## THE DATA
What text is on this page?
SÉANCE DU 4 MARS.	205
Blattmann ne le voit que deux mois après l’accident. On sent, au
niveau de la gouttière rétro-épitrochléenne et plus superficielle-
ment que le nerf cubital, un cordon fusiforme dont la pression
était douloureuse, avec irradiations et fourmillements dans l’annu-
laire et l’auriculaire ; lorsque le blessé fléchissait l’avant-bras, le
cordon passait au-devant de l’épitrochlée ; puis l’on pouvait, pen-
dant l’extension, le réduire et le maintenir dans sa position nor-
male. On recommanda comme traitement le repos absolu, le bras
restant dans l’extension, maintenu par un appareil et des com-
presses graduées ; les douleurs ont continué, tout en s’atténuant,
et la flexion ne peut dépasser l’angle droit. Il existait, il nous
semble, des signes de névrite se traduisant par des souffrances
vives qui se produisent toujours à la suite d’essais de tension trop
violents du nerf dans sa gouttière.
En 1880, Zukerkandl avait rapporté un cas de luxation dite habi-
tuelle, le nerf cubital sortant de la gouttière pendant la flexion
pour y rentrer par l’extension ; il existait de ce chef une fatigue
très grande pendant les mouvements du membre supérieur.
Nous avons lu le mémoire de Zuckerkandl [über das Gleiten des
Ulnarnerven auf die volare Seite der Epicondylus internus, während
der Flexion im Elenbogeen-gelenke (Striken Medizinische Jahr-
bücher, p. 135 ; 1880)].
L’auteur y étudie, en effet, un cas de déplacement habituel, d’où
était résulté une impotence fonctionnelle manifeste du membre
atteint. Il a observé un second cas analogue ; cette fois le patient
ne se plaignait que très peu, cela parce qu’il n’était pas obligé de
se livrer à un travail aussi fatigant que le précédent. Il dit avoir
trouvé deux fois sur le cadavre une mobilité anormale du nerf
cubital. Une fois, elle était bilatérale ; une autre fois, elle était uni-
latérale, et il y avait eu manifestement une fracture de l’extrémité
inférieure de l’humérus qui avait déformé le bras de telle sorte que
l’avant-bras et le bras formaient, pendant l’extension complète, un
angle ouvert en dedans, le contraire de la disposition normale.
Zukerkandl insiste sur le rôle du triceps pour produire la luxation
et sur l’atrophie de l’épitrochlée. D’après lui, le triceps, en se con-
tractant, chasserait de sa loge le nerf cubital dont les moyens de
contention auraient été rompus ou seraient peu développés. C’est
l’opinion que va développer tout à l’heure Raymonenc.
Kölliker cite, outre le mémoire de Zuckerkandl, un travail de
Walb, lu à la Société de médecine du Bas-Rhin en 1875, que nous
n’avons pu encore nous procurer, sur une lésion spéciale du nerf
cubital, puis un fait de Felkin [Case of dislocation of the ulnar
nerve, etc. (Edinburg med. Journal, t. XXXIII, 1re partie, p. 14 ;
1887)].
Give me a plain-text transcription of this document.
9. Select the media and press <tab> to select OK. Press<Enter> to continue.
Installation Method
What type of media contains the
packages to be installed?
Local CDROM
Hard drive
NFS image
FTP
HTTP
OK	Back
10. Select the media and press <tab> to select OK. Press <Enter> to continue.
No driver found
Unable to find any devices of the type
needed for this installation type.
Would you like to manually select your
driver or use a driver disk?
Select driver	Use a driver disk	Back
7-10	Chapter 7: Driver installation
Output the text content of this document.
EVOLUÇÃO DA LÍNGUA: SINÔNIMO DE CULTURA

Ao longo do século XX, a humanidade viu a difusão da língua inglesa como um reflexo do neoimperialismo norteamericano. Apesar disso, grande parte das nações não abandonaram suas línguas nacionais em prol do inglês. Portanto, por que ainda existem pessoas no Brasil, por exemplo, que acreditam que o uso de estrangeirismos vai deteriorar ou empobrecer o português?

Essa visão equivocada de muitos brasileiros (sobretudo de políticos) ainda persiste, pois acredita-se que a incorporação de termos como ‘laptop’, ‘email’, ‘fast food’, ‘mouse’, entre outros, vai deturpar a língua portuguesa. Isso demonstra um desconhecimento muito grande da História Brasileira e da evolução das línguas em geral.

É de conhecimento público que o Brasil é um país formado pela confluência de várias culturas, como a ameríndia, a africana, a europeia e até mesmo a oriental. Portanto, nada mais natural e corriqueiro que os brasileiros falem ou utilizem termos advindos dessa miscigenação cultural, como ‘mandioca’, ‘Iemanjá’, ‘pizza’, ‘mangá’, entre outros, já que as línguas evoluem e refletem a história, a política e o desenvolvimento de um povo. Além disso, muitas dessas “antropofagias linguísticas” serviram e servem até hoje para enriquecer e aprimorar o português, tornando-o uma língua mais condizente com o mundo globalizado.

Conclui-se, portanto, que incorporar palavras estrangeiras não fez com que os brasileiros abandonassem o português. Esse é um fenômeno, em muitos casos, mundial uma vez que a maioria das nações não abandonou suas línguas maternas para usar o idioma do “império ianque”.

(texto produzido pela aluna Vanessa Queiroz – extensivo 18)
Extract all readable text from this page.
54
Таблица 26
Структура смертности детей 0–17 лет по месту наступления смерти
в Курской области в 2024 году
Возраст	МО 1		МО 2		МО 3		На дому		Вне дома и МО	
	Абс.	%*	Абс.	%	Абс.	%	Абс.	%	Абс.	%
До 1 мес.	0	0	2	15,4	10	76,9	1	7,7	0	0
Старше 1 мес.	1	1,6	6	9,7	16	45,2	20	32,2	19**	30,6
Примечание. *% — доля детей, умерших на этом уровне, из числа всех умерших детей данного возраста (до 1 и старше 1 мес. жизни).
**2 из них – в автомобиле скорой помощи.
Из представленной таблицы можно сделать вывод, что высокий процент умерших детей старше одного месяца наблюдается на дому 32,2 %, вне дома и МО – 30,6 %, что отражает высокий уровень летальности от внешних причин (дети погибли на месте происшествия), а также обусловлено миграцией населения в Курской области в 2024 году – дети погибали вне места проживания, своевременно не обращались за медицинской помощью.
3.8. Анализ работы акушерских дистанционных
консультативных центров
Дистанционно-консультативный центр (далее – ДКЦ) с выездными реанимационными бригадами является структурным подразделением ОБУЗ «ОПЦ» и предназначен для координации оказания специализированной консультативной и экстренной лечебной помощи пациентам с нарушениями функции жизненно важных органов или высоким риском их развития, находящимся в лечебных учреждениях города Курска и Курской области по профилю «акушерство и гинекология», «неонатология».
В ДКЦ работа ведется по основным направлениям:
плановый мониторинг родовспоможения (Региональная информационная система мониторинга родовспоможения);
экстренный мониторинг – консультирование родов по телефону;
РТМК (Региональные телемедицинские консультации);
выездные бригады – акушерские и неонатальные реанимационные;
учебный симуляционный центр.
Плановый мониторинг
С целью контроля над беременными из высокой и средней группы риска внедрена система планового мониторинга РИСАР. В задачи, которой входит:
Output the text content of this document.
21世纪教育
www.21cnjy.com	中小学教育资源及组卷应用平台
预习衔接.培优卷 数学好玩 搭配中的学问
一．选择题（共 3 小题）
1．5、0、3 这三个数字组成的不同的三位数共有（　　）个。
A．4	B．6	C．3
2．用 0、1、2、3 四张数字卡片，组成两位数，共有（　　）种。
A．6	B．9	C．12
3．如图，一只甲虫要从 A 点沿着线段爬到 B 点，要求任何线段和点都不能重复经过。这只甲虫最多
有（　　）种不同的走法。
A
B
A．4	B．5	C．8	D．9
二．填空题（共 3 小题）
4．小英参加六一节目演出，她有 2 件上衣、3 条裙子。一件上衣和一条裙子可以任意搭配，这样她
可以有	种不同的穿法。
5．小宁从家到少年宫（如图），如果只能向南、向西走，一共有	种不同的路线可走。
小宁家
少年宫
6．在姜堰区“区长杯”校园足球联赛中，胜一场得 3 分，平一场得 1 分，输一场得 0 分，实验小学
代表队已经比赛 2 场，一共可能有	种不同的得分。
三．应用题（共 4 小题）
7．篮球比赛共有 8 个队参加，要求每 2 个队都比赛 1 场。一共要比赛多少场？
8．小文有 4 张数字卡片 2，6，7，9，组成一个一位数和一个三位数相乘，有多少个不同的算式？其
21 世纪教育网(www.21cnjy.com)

## JOB
Of the lines above, how many contain the word "deux"? Provide the number and nothing else.

## CORRECT ANSWER
2